Исходный текст:
▼▼▼
Шломо Занд - Кто и как изобрел Страну Израиля
В своих культурных и исследовательских странствиях я научился множеству новых вещей. Самое главное: я понял, что в конечном итоге память об обидах и ущербе, которые мы нанесли, как и признание вины перед нашими жертвами, куда полезнее для примирения между людьми и поддержания основанного на подлинных ценностях образа жизни, нежели беспрестанные воспоминания о том, что мы сами — потомки чужих жертв, жертв прошлого. Щедрая и мужественная память — даже если она не совсем чужда лицемерию — по-прежнему является условием существования любой просвещенной цивилизации. Кроме того, неужели мы все еще не осознали, что жертва никогда не простит своего палача, если тот не осознаёт и не признаёт своих преступлений и отказывается возместить — хотя бы отчасти — нанесенный им ущерб?
▲▲▲
Постановка задачи:
Выведите исходный текст целиком, слово в слово. Листинг для работы не нужен.

Данные:
▼▼▼
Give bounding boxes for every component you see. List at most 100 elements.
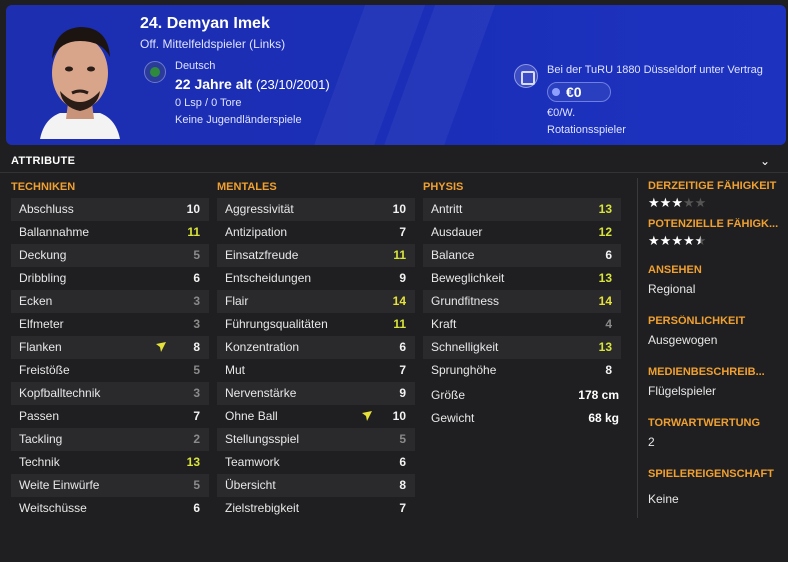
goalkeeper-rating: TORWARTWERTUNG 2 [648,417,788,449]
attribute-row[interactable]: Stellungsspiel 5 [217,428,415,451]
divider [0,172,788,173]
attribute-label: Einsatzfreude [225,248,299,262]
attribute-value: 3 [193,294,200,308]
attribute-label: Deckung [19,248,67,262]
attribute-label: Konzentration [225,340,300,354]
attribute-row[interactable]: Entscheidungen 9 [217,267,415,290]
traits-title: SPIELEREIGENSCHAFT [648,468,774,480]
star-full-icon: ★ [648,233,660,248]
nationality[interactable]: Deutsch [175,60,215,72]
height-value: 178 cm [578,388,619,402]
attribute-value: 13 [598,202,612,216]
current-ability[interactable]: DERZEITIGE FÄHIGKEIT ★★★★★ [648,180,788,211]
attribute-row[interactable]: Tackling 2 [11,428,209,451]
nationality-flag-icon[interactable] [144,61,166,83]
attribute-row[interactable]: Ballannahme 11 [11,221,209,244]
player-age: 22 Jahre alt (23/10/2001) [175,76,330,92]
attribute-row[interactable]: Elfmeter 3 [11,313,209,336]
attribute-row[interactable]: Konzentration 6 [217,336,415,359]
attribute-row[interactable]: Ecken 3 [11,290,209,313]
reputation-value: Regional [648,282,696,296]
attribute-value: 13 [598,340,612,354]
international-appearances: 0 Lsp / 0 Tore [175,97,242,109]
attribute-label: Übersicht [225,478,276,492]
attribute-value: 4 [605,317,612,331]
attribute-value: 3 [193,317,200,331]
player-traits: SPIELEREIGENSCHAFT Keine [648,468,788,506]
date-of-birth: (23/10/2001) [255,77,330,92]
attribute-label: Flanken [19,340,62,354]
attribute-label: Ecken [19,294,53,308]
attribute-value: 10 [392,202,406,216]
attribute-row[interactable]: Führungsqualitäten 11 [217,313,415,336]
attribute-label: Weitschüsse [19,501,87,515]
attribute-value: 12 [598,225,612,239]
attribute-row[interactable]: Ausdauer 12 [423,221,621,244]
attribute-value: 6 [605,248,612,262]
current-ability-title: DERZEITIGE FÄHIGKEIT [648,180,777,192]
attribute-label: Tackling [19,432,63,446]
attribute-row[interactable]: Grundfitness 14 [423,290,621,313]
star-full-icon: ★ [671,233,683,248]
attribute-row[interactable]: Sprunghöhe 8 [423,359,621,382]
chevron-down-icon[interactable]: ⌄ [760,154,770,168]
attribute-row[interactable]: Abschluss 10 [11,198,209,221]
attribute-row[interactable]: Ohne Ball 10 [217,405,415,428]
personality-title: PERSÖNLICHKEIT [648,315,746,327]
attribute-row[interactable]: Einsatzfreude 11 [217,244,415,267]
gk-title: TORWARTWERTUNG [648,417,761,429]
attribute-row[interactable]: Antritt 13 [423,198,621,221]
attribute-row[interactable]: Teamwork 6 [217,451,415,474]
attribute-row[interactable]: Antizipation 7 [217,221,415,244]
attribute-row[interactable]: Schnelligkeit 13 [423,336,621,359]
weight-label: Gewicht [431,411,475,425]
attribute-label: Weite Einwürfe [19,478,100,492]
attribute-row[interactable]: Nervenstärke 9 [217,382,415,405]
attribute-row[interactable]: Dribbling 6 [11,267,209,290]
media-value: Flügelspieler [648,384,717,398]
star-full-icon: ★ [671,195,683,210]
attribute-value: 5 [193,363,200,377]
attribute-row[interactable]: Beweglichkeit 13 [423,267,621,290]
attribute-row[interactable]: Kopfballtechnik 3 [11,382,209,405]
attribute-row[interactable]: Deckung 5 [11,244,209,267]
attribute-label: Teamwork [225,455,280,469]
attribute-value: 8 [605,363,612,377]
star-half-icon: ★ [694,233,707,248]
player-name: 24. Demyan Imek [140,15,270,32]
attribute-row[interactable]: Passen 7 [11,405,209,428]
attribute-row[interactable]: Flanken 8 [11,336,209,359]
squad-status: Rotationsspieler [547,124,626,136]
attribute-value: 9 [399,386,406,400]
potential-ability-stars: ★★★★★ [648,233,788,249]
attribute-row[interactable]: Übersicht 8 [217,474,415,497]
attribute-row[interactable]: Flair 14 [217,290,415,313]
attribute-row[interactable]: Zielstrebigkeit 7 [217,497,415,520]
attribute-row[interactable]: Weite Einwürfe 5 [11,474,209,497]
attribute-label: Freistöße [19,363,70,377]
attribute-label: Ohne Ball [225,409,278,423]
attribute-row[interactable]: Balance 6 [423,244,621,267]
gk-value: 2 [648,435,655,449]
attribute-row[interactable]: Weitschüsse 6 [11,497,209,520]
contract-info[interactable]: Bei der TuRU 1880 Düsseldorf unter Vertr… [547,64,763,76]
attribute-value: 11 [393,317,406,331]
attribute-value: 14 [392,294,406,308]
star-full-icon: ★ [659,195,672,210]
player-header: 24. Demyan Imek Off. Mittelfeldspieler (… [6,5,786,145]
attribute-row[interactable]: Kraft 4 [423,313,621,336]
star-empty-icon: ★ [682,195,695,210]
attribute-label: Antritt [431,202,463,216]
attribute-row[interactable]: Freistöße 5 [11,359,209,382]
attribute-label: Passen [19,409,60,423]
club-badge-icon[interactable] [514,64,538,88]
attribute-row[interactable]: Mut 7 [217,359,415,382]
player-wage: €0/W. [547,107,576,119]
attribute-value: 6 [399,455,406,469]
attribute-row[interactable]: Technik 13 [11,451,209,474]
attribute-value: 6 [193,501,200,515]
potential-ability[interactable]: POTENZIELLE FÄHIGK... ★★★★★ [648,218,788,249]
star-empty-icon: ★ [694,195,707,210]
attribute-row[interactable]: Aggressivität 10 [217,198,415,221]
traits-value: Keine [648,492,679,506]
▲▲▲
Решение задачи:
Шломо Занд - Кто и как изобрел Страну Израиля
В своих культурных и исследовательских странствиях я научился множеству новых вещей. Самое главное: я понял, что в конечном итоге память об обидах и ущербе, которые мы нанесли, как и признание вины перед нашими жертвами, куда полезнее для примирения между людьми и поддержания основанного на подлинных ценностях образа жизни, нежели беспрестанные воспоминания о том, что мы сами — потомки чужих жертв, жертв прошлого. Щедрая и мужественная память — даже если она не совсем чужда лицемерию — по-прежнему является условием существования любой просвещенной цивилизации. Кроме того, неужели мы все еще не осознали, что жертва никогда не простит своего палача, если тот не осознаёт и не признаёт своих преступлений и отказывается возместить — хотя бы отчасти — нанесенный им ущерб?